Write out the whole of the material exactly.

Collected data
===

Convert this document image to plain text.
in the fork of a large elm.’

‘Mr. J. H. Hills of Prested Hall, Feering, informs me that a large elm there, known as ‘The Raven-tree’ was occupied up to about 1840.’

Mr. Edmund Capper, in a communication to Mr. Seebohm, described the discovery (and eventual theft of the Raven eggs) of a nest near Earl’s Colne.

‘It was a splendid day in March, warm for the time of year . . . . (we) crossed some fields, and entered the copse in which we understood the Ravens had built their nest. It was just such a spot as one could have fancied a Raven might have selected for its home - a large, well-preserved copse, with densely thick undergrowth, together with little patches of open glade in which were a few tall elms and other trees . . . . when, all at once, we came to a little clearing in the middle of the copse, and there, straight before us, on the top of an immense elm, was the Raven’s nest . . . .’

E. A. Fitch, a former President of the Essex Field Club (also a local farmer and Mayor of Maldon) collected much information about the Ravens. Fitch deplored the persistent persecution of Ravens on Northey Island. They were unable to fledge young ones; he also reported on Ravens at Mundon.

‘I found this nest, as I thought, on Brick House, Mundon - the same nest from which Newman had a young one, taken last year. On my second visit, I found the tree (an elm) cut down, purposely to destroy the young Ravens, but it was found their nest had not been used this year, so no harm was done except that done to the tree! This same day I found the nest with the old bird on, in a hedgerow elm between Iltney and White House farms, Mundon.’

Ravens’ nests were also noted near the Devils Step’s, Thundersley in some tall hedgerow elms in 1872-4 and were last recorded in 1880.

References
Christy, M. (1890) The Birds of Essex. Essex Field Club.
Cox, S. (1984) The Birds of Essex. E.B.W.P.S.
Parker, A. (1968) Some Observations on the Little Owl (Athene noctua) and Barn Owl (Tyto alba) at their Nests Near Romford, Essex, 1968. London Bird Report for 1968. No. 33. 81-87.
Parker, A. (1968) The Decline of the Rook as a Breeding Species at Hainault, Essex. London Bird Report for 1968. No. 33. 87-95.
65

===

> Correct output
Convert this document image to plain text.
in the fork of a large elm.’

‘Mr. J. H. Hills of Prested Hall, Feering, informs me that a large elm there, known as ‘The Raven-tree’ was occupied up to about 1840.’

Mr. Edmund Capper, in a communication to Mr. Seebohm, described the discovery (and eventual theft of the Raven eggs) of a nest near Earl’s Colne.

‘It was a splendid day in March, warm for the time of year . . . . (we) crossed some fields, and entered the copse in which we understood the Ravens had built their nest. It was just such a spot as one could have fancied a Raven might have selected for its home - a large, well-preserved copse, with densely thick undergrowth, together with little patches of open glade in which were a few tall elms and other trees . . . . when, all at once, we came to a little clearing in the middle of the copse, and there, straight before us, on the top of an immense elm, was the Raven’s nest . . . .’

E. A. Fitch, a former President of the Essex Field Club (also a local farmer and Mayor of Maldon) collected much information about the Ravens. Fitch deplored the persistent persecution of Ravens on Northey Island. They were unable to fledge young ones; he also reported on Ravens at Mundon.

‘I found this nest, as I thought, on Brick House, Mundon - the same nest from which Newman had a young one, taken last year. On my second visit, I found the tree (an elm) cut down, purposely to destroy the young Ravens, but it was found their nest had not been used this year, so no harm was done except that done to the tree! This same day I found the nest with the old bird on, in a hedgerow elm between Iltney and White House farms, Mundon.’

Ravens’ nests were also noted near the Devils Step’s, Thundersley in some tall hedgerow elms in 1872-4 and were last recorded in 1880.

References
Christy, M. (1890) The Birds of Essex. Essex Field Club.
Cox, S. (1984) The Birds of Essex. E.B.W.P.S.
Parker, A. (1968) Some Observations on the Little Owl (Athene noctua) and Barn Owl (Tyto alba) at their Nests Near Romford, Essex, 1968. London Bird Report for 1968. No. 33. 81-87.
Parker, A. (1968) The Decline of the Rook as a Breeding Species at Hainault, Essex. London Bird Report for 1968. No. 33. 87-95.
65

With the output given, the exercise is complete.